START

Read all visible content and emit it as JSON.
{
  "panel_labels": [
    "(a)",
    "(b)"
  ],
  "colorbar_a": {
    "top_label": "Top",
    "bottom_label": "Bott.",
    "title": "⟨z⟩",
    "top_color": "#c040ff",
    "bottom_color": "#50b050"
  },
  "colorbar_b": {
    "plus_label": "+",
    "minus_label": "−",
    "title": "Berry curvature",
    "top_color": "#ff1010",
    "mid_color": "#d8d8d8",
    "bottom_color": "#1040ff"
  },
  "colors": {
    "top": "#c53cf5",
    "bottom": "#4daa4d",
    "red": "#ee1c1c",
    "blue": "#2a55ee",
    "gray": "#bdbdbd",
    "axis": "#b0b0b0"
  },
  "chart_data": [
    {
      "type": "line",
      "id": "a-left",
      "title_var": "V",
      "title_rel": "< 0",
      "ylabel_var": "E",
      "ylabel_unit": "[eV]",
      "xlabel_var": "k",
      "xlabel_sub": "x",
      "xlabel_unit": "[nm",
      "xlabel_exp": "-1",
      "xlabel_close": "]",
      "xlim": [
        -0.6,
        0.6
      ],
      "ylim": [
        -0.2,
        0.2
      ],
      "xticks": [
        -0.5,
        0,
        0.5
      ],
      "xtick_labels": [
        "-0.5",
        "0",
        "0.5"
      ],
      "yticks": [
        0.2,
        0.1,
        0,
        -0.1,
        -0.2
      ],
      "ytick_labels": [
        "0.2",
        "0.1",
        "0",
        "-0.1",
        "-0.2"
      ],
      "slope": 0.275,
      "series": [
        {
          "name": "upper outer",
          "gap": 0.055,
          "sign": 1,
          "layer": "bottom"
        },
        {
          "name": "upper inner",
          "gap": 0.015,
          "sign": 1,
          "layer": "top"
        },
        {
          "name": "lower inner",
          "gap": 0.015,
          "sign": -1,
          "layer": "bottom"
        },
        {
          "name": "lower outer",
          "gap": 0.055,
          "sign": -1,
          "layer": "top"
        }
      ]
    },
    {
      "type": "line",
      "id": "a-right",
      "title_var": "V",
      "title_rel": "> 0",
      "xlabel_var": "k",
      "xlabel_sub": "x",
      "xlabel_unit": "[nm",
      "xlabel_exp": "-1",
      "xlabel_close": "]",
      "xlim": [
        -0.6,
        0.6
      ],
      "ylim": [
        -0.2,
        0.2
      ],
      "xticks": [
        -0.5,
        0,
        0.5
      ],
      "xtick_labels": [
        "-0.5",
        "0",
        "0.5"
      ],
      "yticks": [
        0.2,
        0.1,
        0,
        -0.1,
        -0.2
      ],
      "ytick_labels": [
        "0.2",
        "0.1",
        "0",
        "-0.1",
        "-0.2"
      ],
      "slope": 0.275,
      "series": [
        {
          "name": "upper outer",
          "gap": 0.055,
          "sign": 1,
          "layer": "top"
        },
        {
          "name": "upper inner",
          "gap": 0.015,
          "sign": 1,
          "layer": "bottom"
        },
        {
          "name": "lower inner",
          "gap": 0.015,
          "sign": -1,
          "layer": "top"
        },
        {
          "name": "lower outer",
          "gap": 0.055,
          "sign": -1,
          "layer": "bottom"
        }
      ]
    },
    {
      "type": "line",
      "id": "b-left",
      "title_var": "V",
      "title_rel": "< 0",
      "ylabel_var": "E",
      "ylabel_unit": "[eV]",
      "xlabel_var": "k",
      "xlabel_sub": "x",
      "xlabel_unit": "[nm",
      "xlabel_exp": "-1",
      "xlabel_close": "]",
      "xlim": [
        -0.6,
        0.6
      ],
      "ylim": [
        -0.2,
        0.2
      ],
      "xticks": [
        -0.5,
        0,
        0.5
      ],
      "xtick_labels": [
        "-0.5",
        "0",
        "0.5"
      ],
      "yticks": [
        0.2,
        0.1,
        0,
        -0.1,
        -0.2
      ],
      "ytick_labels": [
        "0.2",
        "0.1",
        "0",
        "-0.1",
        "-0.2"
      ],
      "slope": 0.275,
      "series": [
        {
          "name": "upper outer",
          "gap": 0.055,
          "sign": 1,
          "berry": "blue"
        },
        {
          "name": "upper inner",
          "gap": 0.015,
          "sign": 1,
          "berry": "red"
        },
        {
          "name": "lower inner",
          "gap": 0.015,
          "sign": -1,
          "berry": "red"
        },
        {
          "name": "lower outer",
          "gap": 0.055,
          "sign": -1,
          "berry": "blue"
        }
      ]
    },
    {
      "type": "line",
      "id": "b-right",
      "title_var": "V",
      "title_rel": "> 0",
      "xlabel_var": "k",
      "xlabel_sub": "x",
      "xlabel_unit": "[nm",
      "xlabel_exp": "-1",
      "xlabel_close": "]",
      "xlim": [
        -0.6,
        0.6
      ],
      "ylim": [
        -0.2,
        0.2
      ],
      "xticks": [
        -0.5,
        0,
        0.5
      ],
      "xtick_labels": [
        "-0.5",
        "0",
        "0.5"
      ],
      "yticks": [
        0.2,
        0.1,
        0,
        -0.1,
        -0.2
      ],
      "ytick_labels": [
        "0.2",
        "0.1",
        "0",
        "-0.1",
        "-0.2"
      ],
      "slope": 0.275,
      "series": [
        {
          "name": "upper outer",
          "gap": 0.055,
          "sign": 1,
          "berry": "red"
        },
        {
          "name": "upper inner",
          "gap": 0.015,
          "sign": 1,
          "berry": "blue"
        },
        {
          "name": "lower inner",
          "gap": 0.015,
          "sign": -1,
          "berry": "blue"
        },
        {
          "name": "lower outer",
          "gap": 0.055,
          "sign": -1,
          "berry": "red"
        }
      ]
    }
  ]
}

END

_Task details_. Every entry should be output exactly as written, please.

_Complete output_.
Read all visible content and emit it as JSON.
{
  "panel_labels": [
    "(a)",
    "(b)"
  ],
  "colorbar_a": {
    "top_label": "Top",
    "bottom_label": "Bott.",
    "title": "⟨z⟩",
    "top_color": "#c040ff",
    "bottom_color": "#50b050"
  },
  "colorbar_b": {
    "plus_label": "+",
    "minus_label": "−",
    "title": "Berry curvature",
    "top_color": "#ff1010",
    "mid_color": "#d8d8d8",
    "bottom_color": "#1040ff"
  },
  "colors": {
    "top": "#c53cf5",
    "bottom": "#4daa4d",
    "red": "#ee1c1c",
    "blue": "#2a55ee",
    "gray": "#bdbdbd",
    "axis": "#b0b0b0"
  },
  "chart_data": [
    {
      "type": "line",
      "id": "a-left",
      "title_var": "V",
      "title_rel": "< 0",
      "ylabel_var": "E",
      "ylabel_unit": "[eV]",
      "xlabel_var": "k",
      "xlabel_sub": "x",
      "xlabel_unit": "[nm",
      "xlabel_exp": "-1",
      "xlabel_close": "]",
      "xlim": [
        -0.6,
        0.6
      ],
      "ylim": [
        -0.2,
        0.2
      ],
      "xticks": [
        -0.5,
        0,
        0.5
      ],
      "xtick_labels": [
        "-0.5",
        "0",
        "0.5"
      ],
      "yticks": [
        0.2,
        0.1,
        0,
        -0.1,
        -0.2
      ],
      "ytick_labels": [
        "0.2",
        "0.1",
        "0",
        "-0.1",
        "-0.2"
      ],
      "slope": 0.275,
      "series": [
        {
          "name": "upper outer",
          "gap": 0.055,
          "sign": 1,
          "layer": "bottom"
        },
        {
          "name": "upper inner",
          "gap": 0.015,
          "sign": 1,
          "layer": "top"
        },
        {
          "name": "lower inner",
          "gap": 0.015,
          "sign": -1,
          "layer": "bottom"
        },
        {
          "name": "lower outer",
          "gap": 0.055,
          "sign": -1,
          "layer": "top"
        }
      ]
    },
    {
      "type": "line",
      "id": "a-right",
      "title_var": "V",
      "title_rel": "> 0",
      "xlabel_var": "k",
      "xlabel_sub": "x",
      "xlabel_unit": "[nm",
      "xlabel_exp": "-1",
      "xlabel_close": "]",
      "xlim": [
        -0.6,
        0.6
      ],
      "ylim": [
        -0.2,
        0.2
      ],
      "xticks": [
        -0.5,
        0,
        0.5
      ],
      "xtick_labels": [
        "-0.5",
        "0",
        "0.5"
      ],
      "yticks": [
        0.2,
        0.1,
        0,
        -0.1,
        -0.2
      ],
      "ytick_labels": [
        "0.2",
        "0.1",
        "0",
        "-0.1",
        "-0.2"
      ],
      "slope": 0.275,
      "series": [
        {
          "name": "upper outer",
          "gap": 0.055,
          "sign": 1,
          "layer": "top"
        },
        {
          "name": "upper inner",
          "gap": 0.015,
          "sign": 1,
          "layer": "bottom"
        },
        {
          "name": "lower inner",
          "gap": 0.015,
          "sign": -1,
          "layer": "top"
        },
        {
          "name": "lower outer",
          "gap": 0.055,
          "sign": -1,
          "layer": "bottom"
        }
      ]
    },
    {
      "type": "line",
      "id": "b-left",
      "title_var": "V",
      "title_rel": "< 0",
      "ylabel_var": "E",
      "ylabel_unit": "[eV]",
      "xlabel_var": "k",
      "xlabel_sub": "x",
      "xlabel_unit": "[nm",
      "xlabel_exp": "-1",
      "xlabel_close": "]",
      "xlim": [
        -0.6,
        0.6
      ],
      "ylim": [
        -0.2,
        0.2
      ],
      "xticks": [
        -0.5,
        0,
        0.5
      ],
      "xtick_labels": [
        "-0.5",
        "0",
        "0.5"
      ],
      "yticks": [
        0.2,
        0.1,
        0,
        -0.1,
        -0.2
      ],
      "ytick_labels": [
        "0.2",
        "0.1",
        "0",
        "-0.1",
        "-0.2"
      ],
      "slope": 0.275,
      "series": [
        {
          "name": "upper outer",
          "gap": 0.055,
          "sign": 1,
          "berry": "blue"
        },
        {
          "name": "upper inner",
          "gap": 0.015,
          "sign": 1,
          "berry": "red"
        },
        {
          "name": "lower inner",
          "gap": 0.015,
          "sign": -1,
          "berry": "red"
        },
        {
          "name": "lower outer",
          "gap": 0.055,
          "sign": -1,
          "berry": "blue"
        }
      ]
    },
    {
      "type": "line",
      "id": "b-right",
      "title_var": "V",
      "title_rel": "> 0",
      "xlabel_var": "k",
      "xlabel_sub": "x",
      "xlabel_unit": "[nm",
      "xlabel_exp": "-1",
      "xlabel_close": "]",
      "xlim": [
        -0.6,
        0.6
      ],
      "ylim": [
        -0.2,
        0.2
      ],
      "xticks": [
        -0.5,
        0,
        0.5
      ],
      "xtick_labels": [
        "-0.5",
        "0",
        "0.5"
      ],
      "yticks": [
        0.2,
        0.1,
        0,
        -0.1,
        -0.2
      ],
      "ytick_labels": [
        "0.2",
        "0.1",
        "0",
        "-0.1",
        "-0.2"
      ],
      "slope": 0.275,
      "series": [
        {
          "name": "upper outer",
          "gap": 0.055,
          "sign": 1,
          "berry": "red"
        },
        {
          "name": "upper inner",
          "gap": 0.015,
          "sign": 1,
          "berry": "blue"
        },
        {
          "name": "lower inner",
          "gap": 0.015,
          "sign": -1,
          "berry": "blue"
        },
        {
          "name": "lower outer",
          "gap": 0.055,
          "sign": -1,
          "berry": "red"
        }
      ]
    }
  ]
}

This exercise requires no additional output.